**EXERCISE BRIEF**: Extract each line holding the word "suwanna" from the entries.

──────

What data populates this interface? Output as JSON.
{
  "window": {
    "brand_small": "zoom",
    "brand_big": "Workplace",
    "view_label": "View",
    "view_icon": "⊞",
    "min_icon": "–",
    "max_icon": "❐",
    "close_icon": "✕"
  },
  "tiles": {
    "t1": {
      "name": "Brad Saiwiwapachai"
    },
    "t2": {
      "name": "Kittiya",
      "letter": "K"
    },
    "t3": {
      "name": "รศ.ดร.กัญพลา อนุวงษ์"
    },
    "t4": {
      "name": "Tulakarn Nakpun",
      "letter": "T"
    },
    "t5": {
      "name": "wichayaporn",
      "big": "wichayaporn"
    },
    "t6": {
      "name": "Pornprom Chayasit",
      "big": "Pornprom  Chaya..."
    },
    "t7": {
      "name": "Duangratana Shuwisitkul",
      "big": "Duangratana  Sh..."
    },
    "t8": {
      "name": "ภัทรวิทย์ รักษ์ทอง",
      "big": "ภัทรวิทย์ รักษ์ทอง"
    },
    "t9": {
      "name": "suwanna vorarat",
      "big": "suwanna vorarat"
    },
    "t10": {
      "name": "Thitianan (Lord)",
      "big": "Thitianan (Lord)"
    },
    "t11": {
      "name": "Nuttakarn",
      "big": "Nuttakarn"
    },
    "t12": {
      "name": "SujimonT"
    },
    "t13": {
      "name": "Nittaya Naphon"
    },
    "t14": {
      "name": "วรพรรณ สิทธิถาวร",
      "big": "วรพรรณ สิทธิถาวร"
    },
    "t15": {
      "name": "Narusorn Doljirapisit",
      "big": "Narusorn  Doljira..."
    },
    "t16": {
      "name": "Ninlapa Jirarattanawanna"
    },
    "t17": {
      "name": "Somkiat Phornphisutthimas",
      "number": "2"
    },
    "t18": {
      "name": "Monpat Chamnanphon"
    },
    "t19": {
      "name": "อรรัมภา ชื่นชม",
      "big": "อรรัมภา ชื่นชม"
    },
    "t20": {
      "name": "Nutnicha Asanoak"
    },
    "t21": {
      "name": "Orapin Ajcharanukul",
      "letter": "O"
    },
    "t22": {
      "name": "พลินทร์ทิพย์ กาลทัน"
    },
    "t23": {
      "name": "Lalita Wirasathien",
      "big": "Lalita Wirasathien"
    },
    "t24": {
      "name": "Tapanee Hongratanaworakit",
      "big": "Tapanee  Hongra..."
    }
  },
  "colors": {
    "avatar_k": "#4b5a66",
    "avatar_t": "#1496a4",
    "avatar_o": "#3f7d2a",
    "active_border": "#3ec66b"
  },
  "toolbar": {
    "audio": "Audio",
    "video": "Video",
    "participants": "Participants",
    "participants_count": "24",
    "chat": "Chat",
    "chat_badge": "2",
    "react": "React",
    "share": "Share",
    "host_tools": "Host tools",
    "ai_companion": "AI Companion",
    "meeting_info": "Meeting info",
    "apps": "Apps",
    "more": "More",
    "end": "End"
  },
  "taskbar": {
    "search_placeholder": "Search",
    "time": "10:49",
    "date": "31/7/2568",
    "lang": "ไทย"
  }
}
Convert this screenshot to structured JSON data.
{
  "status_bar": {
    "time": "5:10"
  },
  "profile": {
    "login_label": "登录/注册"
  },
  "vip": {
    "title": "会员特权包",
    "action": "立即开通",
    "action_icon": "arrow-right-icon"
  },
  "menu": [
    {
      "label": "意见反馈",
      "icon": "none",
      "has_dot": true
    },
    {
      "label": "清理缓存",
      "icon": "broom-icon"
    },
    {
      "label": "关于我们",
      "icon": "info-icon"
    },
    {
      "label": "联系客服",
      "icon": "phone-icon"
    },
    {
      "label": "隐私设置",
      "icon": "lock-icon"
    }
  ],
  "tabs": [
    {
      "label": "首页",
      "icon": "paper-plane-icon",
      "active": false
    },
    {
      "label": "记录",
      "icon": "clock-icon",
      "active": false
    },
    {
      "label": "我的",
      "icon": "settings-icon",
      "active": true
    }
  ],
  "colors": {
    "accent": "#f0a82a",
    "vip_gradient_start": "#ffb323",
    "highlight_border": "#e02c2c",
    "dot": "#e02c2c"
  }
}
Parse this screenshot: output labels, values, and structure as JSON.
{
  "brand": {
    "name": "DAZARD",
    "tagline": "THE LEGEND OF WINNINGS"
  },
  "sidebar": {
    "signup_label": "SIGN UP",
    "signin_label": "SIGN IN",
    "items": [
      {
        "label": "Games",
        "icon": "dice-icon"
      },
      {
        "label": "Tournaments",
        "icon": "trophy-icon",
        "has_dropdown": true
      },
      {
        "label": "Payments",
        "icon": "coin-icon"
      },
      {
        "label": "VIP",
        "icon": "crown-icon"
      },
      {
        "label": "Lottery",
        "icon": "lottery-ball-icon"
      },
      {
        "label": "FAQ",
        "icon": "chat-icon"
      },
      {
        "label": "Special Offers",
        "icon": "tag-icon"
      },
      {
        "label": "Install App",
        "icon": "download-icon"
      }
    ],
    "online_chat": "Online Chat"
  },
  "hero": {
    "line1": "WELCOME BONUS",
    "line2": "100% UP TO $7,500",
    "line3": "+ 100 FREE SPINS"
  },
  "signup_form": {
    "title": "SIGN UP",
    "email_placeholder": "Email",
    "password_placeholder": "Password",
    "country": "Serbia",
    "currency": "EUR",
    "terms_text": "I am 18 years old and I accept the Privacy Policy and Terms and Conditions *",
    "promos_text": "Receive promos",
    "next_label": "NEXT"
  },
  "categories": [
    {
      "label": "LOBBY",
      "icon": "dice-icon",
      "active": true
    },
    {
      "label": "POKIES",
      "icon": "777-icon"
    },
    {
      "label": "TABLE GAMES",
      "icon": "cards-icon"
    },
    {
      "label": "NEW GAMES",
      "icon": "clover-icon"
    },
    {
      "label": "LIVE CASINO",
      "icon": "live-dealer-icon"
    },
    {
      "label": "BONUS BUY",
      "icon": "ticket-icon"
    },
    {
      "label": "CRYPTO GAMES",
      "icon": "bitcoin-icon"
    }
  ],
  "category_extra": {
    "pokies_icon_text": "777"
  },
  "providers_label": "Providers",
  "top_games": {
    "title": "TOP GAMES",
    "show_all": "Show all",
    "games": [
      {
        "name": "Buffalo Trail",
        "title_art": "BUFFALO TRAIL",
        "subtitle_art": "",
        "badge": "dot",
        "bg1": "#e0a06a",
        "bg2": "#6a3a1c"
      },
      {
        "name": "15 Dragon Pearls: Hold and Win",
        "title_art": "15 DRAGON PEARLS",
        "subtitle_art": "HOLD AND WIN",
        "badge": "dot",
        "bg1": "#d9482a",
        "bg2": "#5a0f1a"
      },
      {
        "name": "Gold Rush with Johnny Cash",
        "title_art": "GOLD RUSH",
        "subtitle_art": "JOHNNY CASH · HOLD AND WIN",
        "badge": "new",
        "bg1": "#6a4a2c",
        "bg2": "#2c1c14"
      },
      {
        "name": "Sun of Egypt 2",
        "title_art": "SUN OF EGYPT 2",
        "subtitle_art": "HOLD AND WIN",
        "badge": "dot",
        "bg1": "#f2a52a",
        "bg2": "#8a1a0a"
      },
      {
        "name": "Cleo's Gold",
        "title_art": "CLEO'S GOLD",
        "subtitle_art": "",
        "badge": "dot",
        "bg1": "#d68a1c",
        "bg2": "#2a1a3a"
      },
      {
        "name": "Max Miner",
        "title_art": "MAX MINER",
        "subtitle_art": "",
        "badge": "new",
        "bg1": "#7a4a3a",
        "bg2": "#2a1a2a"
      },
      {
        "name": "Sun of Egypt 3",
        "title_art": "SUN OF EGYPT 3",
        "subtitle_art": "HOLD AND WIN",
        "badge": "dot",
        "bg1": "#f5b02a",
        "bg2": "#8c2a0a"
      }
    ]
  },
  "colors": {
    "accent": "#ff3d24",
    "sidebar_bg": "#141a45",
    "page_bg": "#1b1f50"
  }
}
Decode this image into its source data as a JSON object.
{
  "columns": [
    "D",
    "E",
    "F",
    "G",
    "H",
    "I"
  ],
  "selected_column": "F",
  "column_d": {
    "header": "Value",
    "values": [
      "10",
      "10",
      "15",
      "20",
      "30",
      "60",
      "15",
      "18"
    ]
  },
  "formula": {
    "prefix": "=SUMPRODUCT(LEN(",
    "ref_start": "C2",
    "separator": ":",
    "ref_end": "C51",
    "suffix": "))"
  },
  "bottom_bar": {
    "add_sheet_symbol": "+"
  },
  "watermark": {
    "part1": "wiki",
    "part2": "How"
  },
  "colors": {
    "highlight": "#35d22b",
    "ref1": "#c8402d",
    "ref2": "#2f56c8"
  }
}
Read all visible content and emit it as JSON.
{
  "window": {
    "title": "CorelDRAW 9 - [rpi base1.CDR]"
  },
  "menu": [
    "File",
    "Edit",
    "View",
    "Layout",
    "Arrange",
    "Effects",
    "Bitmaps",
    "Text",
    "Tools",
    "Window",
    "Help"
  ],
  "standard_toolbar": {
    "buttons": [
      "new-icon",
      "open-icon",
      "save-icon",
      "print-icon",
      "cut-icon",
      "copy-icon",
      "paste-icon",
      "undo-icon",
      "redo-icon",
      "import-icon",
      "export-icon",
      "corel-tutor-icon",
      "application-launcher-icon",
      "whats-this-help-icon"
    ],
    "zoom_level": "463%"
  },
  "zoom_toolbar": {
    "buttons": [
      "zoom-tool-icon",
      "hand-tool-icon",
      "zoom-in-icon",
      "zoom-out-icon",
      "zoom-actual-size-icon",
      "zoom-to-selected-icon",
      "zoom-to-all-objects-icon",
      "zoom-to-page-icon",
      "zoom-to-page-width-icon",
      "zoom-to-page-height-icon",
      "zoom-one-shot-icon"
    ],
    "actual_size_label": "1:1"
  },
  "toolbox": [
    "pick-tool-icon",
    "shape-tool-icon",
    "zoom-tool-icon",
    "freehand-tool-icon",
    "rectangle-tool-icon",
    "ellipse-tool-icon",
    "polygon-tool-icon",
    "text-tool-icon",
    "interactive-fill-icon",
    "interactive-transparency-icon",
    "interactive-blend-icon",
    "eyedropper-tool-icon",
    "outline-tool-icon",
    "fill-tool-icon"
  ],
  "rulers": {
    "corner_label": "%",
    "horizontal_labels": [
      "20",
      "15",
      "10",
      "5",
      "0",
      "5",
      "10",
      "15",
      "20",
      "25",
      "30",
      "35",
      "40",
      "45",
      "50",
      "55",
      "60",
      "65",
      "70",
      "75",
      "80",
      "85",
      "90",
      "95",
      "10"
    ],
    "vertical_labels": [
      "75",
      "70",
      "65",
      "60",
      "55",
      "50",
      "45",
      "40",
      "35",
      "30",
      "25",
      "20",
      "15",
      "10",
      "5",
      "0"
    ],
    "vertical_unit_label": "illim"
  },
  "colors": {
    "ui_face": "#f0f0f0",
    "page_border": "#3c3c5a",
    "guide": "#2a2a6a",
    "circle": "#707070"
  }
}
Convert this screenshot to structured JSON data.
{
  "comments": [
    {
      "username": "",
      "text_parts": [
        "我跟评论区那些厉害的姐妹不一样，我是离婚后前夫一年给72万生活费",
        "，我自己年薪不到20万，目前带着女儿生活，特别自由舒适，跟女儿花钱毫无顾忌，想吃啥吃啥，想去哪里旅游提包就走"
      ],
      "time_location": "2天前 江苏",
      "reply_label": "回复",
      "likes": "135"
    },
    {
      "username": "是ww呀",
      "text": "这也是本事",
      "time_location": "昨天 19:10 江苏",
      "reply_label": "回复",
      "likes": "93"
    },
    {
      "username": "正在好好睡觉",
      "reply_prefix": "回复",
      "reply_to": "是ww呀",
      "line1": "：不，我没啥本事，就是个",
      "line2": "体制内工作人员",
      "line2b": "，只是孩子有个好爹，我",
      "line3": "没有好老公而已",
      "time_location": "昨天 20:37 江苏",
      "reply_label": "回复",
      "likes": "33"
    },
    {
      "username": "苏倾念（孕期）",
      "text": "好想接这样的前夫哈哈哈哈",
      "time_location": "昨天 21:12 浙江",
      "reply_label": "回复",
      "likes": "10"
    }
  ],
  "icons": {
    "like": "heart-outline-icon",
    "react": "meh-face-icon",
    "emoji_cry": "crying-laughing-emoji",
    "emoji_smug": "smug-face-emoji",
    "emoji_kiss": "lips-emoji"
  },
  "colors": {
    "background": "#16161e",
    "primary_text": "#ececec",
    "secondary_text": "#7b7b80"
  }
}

──────

**RESULT OF THE EXERCISE**:
      "name": "suwanna vorarat",
      "big": "suwanna vorarat"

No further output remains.